Source excerpt:

Relation Algebra Functions
WooriDB has some support to relation algebra functions as well as auxiliary functions to relation algebra. They are:
Functions GROUP BY, ORDER BY, DEDUP LIMIT, OFFSET, COUNT are only supported by the following select queries:
SELECT */#{...} FROM tree_key_nameSELECT */#{...} FROM tree_key_name WHERE {...}SELECT */#{...} FROM tree_key_name IDS IN #{...}
Functions UNION,INTERSECT,DIFFERENCE are only supported by the following select queries:
SELECT */#{...} FROM tree_key_name ID some-uuidSELECT */#{...} FROM tree_key_name ID some-uuid WHEN AT some-date
GROUP BY
This groups the responses of the select query in the following type HashMap<String, BTreeMap<Uuid, HashMap<String, Types>>> (for group by associated with order by the type is HashMap<String, Vec<(Uuid, HashMap<String, Types>)>>). So the query SELECT * FROM key GROUP BY c for the following 6 entities:
#![allow(unused)] fn main() { {a: 123, b: 12.3,} {a: 235, b: 12.3, c: 'c',} {a: 235, b: 12.3, c: 'd',} {a: 25, b: 12.3, c: 'c',} {a: 475, b: 12.3, c: 'd',} {a: 295, b: 12.3, c: 'r',} }
Will produce the response:
#![allow(unused)] fn main() { { "Char(\'r\')": {<Uuid6>: {a: 295, b: 12.3, c: 'r',},} , "Char(\'c\')": {<Uuid2>: {a: 235, b: 12.3, c: 'c',}, <Uuid4>: {a: 25, b: 12.3, c: 'c',},}, "Char(\'d\')": {<Uuid3>: {a: 235, b: 12.3, c: 'd',}, <Uuid5>: {a: 475, b: 12.3, c: 'd',},}, "Nil": {<Uuid1>: {a: 123, b: 12.3,},}, } }
- Note that the Hash of the type is a
Stringcontaining awql::Types.
ORDER BY
This functions orders the response of the query by the value of a key. The key-value can be ordered by :asc or :desc. So the query SELECT * FROM key ORDER BY a :asc will return a Vec<(Uuid, HashMap<String, Types>)> for the following 6 entities:
#![allow(unused)] fn main() { {a: 123, b: 12.3,} {a: 235, b: 12.3, c: 'c',} {a: 235, b: 12.3, c: 'd',} {a: 25, b: 12.3, c: 'c',} {a: 475, b: 12.3, c: 'd',} {a: 295, b: 12.3, c: 'r',} }
Will produce the response:
#![allow(unused)] fn main() { [ (<Uuid4>, {a: 25, b: 12.3, c: 'c',}), (<Uuid1>, {a: 123, b: 12.3,}), (<Uuid2>, {a: 235, b: 12.3, c: 'c',}), (<Uuid3>, {a: 235, b: 12.3, c: 'd',}), (<Uuid6>, {a: 295, b: 12.3, c: 'r',}), (<Uuid5>, {a: 475, b: 12.3, c: 'd',}), ] }
-
Order By with multiple arguments. The problem here is how to have multiple
.and_then(...)alter thepartial_cmp.

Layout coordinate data
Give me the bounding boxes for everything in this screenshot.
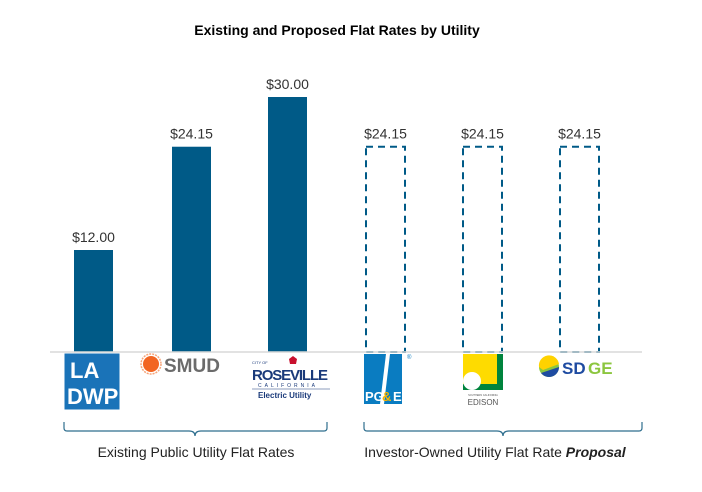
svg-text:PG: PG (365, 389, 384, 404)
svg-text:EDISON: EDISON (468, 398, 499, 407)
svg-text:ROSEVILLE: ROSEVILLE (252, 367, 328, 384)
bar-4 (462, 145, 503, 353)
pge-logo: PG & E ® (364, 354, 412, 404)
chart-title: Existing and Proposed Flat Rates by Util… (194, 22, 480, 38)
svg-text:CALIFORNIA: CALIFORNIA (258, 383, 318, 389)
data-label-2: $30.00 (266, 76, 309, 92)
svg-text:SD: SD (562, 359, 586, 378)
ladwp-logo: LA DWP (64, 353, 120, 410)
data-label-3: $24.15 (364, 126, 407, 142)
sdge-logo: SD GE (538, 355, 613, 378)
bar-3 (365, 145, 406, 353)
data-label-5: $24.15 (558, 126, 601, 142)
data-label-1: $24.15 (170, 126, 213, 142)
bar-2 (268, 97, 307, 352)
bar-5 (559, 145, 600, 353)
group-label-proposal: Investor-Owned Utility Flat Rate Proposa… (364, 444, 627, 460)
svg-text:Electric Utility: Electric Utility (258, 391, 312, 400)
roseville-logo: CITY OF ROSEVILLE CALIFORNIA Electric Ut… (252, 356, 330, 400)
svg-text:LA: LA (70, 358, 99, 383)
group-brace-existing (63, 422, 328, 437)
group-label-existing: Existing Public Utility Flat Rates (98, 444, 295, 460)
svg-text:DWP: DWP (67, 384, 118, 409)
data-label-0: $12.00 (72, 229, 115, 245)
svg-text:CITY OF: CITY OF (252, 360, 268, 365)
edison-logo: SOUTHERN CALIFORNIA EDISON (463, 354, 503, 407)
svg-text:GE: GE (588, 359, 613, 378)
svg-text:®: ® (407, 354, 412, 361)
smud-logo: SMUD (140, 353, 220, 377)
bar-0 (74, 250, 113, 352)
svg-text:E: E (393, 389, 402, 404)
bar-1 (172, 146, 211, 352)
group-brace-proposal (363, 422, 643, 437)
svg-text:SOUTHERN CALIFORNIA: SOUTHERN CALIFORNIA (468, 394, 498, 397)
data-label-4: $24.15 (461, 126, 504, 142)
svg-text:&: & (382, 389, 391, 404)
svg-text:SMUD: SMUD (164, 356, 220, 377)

Your instructions: Pick up the WooriDB relation algebra documentation right after its last sentence and write the next part.

Output below:
DEDUP
This functios is capable of removing duplicates key-values in responses. By using SELECT * FROM key DEDUP a for the following 6 entities:
#![allow(unused)] fn main() { {a: 123, b: 12.3,} {a: 235, b: 12.3, c: 'c',} {a: 235, b: 12.3, c: 'd',} {a: 25, b: 12.3, c: 'c',} {a: 475, b: 12.3, c: 'd',} {a: 295, b: 12.3, c: 'r',} }
We would have as a result something like:
#![allow(unused)] fn main() { { <Uuid1>: {a: 123, b: 12.3,}, <Uuid2>: {a: 235, b: 12.3, c: 'c',}, <Uuid3>: {a: 25, b: 12.3, c: 'c',}, <Uuid4>: {a: 475, b: 12.3, c: 'd',}, <Uuid5>: {a: 295, b: 12.3, c: 'r',}, } }
Also it is possible to eliminate Nil and Types::Nil values for a DEDUP key. This is done by calling the function NIL() (It needs to be UPPERCASE) with the key used for the DEDUP. So for the previous data the response for the query SELECT * FROM key DEDUP NIL(c) would be:
#![allow(unused)] fn main() { { <Uuid2>: {a: 235, b: 12.3, c: 'c',}, <Uuid4>: {a: 475, b: 12.3, c: 'd',}, <Uuid5>: {a: 295, b: 12.3, c: 'r',}, } }
LIMIT and OFFSET
The functions LIMIT and OFFSET expect a positive integer as argument, this means that if you define LIMIT 10 and OFFSET 5 you will skip the first 5 elements from the tree and take only the next 10 elements. LIMIT and OFFSET are also appended to the end of the select query such that SELECT * FROM key LIMIT 100 OFFSET 300.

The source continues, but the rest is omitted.